# Records provided
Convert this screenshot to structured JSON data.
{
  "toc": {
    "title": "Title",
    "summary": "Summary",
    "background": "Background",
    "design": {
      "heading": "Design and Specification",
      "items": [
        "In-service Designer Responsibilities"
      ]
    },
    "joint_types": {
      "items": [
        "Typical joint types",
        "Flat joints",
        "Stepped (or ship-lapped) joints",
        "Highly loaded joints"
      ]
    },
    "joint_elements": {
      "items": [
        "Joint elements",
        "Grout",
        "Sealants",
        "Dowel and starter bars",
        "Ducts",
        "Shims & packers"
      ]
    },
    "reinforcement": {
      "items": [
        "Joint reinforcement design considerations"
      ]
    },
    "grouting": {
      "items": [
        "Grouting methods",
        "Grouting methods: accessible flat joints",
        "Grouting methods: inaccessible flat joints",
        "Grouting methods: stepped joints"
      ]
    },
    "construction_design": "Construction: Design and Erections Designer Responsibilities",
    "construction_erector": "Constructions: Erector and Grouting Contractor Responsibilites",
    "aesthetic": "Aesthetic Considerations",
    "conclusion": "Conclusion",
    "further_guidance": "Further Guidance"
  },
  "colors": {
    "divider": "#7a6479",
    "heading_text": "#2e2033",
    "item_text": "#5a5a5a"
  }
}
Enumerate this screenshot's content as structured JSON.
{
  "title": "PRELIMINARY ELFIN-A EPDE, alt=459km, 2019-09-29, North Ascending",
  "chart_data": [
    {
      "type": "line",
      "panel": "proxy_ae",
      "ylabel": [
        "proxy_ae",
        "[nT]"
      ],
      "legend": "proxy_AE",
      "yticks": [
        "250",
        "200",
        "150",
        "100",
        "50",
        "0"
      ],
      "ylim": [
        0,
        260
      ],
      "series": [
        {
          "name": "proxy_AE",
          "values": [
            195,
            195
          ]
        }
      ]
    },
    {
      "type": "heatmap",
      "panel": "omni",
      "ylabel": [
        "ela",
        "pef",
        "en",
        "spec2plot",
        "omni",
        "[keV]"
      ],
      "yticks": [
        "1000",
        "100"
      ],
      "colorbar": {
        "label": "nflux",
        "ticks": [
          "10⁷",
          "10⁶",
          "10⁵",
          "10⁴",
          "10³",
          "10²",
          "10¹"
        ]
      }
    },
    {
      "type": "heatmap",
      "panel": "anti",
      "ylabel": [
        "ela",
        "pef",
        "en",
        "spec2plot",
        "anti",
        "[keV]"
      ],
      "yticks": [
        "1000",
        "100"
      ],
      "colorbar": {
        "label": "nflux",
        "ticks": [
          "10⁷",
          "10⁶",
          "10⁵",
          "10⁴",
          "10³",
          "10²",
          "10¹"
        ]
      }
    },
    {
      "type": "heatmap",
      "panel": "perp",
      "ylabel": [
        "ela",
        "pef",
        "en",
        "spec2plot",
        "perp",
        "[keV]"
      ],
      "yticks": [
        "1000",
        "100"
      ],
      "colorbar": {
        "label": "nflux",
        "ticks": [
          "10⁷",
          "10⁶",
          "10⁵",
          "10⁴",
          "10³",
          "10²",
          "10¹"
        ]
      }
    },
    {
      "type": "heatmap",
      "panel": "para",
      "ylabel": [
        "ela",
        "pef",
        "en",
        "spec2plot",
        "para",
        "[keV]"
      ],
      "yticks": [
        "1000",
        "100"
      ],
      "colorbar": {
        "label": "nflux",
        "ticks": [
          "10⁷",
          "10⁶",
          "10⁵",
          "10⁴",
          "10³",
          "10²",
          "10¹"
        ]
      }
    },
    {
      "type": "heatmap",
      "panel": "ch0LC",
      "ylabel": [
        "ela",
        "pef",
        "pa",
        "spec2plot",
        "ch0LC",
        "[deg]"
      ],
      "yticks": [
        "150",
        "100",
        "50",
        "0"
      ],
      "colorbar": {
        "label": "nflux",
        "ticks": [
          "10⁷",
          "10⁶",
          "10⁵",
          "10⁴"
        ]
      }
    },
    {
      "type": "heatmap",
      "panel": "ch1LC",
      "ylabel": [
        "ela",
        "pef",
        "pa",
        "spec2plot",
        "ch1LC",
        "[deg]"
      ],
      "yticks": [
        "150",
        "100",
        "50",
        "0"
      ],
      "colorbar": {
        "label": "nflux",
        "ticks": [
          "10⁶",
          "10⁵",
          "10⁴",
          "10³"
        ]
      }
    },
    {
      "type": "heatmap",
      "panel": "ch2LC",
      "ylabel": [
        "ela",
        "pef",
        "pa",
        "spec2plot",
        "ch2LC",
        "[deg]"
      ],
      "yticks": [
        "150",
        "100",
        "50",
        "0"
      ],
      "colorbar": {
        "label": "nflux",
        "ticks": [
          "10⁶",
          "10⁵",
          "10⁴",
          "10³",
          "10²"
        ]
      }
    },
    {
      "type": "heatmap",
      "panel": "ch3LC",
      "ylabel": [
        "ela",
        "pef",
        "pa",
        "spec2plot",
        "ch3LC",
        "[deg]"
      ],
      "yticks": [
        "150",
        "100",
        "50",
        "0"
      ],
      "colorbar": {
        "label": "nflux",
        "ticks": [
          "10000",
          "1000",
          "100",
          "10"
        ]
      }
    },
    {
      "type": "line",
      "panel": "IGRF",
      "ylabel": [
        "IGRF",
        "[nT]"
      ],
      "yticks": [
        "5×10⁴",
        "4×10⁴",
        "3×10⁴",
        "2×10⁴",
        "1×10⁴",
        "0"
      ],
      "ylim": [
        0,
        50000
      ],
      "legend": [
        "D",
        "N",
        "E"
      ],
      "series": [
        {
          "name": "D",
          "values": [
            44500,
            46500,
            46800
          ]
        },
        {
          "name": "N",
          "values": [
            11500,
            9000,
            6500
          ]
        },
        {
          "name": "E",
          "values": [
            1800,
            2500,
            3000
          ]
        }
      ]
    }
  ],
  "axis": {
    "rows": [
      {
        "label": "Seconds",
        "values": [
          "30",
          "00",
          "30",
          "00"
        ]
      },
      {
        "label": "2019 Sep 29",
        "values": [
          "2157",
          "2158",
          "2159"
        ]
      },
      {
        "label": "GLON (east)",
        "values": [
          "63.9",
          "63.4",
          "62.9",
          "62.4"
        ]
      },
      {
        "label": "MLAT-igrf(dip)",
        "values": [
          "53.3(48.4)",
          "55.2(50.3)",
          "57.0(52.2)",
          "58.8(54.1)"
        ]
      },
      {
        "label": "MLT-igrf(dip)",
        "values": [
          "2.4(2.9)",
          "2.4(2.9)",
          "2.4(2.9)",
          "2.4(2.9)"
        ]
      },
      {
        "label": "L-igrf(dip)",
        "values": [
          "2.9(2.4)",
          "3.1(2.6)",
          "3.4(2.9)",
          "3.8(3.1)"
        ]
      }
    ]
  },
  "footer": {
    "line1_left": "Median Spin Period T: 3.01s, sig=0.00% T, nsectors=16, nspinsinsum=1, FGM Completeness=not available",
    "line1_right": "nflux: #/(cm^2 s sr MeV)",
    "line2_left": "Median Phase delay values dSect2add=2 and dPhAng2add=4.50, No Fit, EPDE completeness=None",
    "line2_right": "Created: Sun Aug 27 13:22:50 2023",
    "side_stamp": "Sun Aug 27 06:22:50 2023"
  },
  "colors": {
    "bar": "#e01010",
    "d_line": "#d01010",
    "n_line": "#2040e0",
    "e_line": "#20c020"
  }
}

# Your goal
Can you reproduce all the material exactly?

# Answer for the task
Convert this screenshot to structured JSON data.
{
  "toc": {
    "title": "Title",
    "summary": "Summary",
    "background": "Background",
    "design": {
      "heading": "Design and Specification",
      "items": [
        "In-service Designer Responsibilities"
      ]
    },
    "joint_types": {
      "items": [
        "Typical joint types",
        "Flat joints",
        "Stepped (or ship-lapped) joints",
        "Highly loaded joints"
      ]
    },
    "joint_elements": {
      "items": [
        "Joint elements",
        "Grout",
        "Sealants",
        "Dowel and starter bars",
        "Ducts",
        "Shims & packers"
      ]
    },
    "reinforcement": {
      "items": [
        "Joint reinforcement design considerations"
      ]
    },
    "grouting": {
      "items": [
        "Grouting methods",
        "Grouting methods: accessible flat joints",
        "Grouting methods: inaccessible flat joints",
        "Grouting methods: stepped joints"
      ]
    },
    "construction_design": "Construction: Design and Erections Designer Responsibilities",
    "construction_erector": "Constructions: Erector and Grouting Contractor Responsibilites",
    "aesthetic": "Aesthetic Considerations",
    "conclusion": "Conclusion",
    "further_guidance": "Further Guidance"
  },
  "colors": {
    "divider": "#7a6479",
    "heading_text": "#2e2033",
    "item_text": "#5a5a5a"
  }
}
Enumerate this screenshot's content as structured JSON.
{
  "title": "PRELIMINARY ELFIN-A EPDE, alt=459km, 2019-09-29, North Ascending",
  "chart_data": [
    {
      "type": "line",
      "panel": "proxy_ae",
      "ylabel": [
        "proxy_ae",
        "[nT]"
      ],
      "legend": "proxy_AE",
      "yticks": [
        "250",
        "200",
        "150",
        "100",
        "50",
        "0"
      ],
      "ylim": [
        0,
        260
      ],
      "series": [
        {
          "name": "proxy_AE",
          "values": [
            195,
            195
          ]
        }
      ]
    },
    {
      "type": "heatmap",
      "panel": "omni",
      "ylabel": [
        "ela",
        "pef",
        "en",
        "spec2plot",
        "omni",
        "[keV]"
      ],
      "yticks": [
        "1000",
        "100"
      ],
      "colorbar": {
        "label": "nflux",
        "ticks": [
          "10⁷",
          "10⁶",
          "10⁵",
          "10⁴",
          "10³",
          "10²",
          "10¹"
        ]
      }
    },
    {
      "type": "heatmap",
      "panel": "anti",
      "ylabel": [
        "ela",
        "pef",
        "en",
        "spec2plot",
        "anti",
        "[keV]"
      ],
      "yticks": [
        "1000",
        "100"
      ],
      "colorbar": {
        "label": "nflux",
        "ticks": [
          "10⁷",
          "10⁶",
          "10⁵",
          "10⁴",
          "10³",
          "10²",
          "10¹"
        ]
      }
    },
    {
      "type": "heatmap",
      "panel": "perp",
      "ylabel": [
        "ela",
        "pef",
        "en",
        "spec2plot",
        "perp",
        "[keV]"
      ],
      "yticks": [
        "1000",
        "100"
      ],
      "colorbar": {
        "label": "nflux",
        "ticks": [
          "10⁷",
          "10⁶",
          "10⁵",
          "10⁴",
          "10³",
          "10²",
          "10¹"
        ]
      }
    },
    {
      "type": "heatmap",
      "panel": "para",
      "ylabel": [
        "ela",
        "pef",
        "en",
        "spec2plot",
        "para",
        "[keV]"
      ],
      "yticks": [
        "1000",
        "100"
      ],
      "colorbar": {
        "label": "nflux",
        "ticks": [
          "10⁷",
          "10⁶",
          "10⁵",
          "10⁴",
          "10³",
          "10²",
          "10¹"
        ]
      }
    },
    {
      "type": "heatmap",
      "panel": "ch0LC",
      "ylabel": [
        "ela",
        "pef",
        "pa",
        "spec2plot",
        "ch0LC",
        "[deg]"
      ],
      "yticks": [
        "150",
        "100",
        "50",
        "0"
      ],
      "colorbar": {
        "label": "nflux",
        "ticks": [
          "10⁷",
          "10⁶",
          "10⁵",
          "10⁴"
        ]
      }
    },
    {
      "type": "heatmap",
      "panel": "ch1LC",
      "ylabel": [
        "ela",
        "pef",
        "pa",
        "spec2plot",
        "ch1LC",
        "[deg]"
      ],
      "yticks": [
        "150",
        "100",
        "50",
        "0"
      ],
      "colorbar": {
        "label": "nflux",
        "ticks": [
          "10⁶",
          "10⁵",
          "10⁴",
          "10³"
        ]
      }
    },
    {
      "type": "heatmap",
      "panel": "ch2LC",
      "ylabel": [
        "ela",
        "pef",
        "pa",
        "spec2plot",
        "ch2LC",
        "[deg]"
      ],
      "yticks": [
        "150",
        "100",
        "50",
        "0"
      ],
      "colorbar": {
        "label": "nflux",
        "ticks": [
          "10⁶",
          "10⁵",
          "10⁴",
          "10³",
          "10²"
        ]
      }
    },
    {
      "type": "heatmap",
      "panel": "ch3LC",
      "ylabel": [
        "ela",
        "pef",
        "pa",
        "spec2plot",
        "ch3LC",
        "[deg]"
      ],
      "yticks": [
        "150",
        "100",
        "50",
        "0"
      ],
      "colorbar": {
        "label": "nflux",
        "ticks": [
          "10000",
          "1000",
          "100",
          "10"
        ]
      }
    },
    {
      "type": "line",
      "panel": "IGRF",
      "ylabel": [
        "IGRF",
        "[nT]"
      ],
      "yticks": [
        "5×10⁴",
        "4×10⁴",
        "3×10⁴",
        "2×10⁴",
        "1×10⁴",
        "0"
      ],
      "ylim": [
        0,
        50000
      ],
      "legend": [
        "D",
        "N",
        "E"
      ],
      "series": [
        {
          "name": "D",
          "values": [
            44500,
            46500,
            46800
          ]
        },
        {
          "name": "N",
          "values": [
            11500,
            9000,
            6500
          ]
        },
        {
          "name": "E",
          "values": [
            1800,
            2500,
            3000
          ]
        }
      ]
    }
  ],
  "axis": {
    "rows": [
      {
        "label": "Seconds",
        "values": [
          "30",
          "00",
          "30",
          "00"
        ]
      },
      {
        "label": "2019 Sep 29",
        "values": [
          "2157",
          "2158",
          "2159"
        ]
      },
      {
        "label": "GLON (east)",
        "values": [
          "63.9",
          "63.4",
          "62.9",
          "62.4"
        ]
      },
      {
        "label": "MLAT-igrf(dip)",
        "values": [
          "53.3(48.4)",
          "55.2(50.3)",
          "57.0(52.2)",
          "58.8(54.1)"
        ]
      },
      {
        "label": "MLT-igrf(dip)",
        "values": [
          "2.4(2.9)",
          "2.4(2.9)",
          "2.4(2.9)",
          "2.4(2.9)"
        ]
      },
      {
        "label": "L-igrf(dip)",
        "values": [
          "2.9(2.4)",
          "3.1(2.6)",
          "3.4(2.9)",
          "3.8(3.1)"
        ]
      }
    ]
  },
  "footer": {
    "line1_left": "Median Spin Period T: 3.01s, sig=0.00% T, nsectors=16, nspinsinsum=1, FGM Completeness=not available",
    "line1_right": "nflux: #/(cm^2 s sr MeV)",
    "line2_left": "Median Phase delay values dSect2add=2 and dPhAng2add=4.50, No Fit, EPDE completeness=None",
    "line2_right": "Created: Sun Aug 27 13:22:50 2023",
    "side_stamp": "Sun Aug 27 06:22:50 2023"
  },
  "colors": {
    "bar": "#e01010",
    "d_line": "#d01010",
    "n_line": "#2040e0",
    "e_line": "#20c020"
  }
}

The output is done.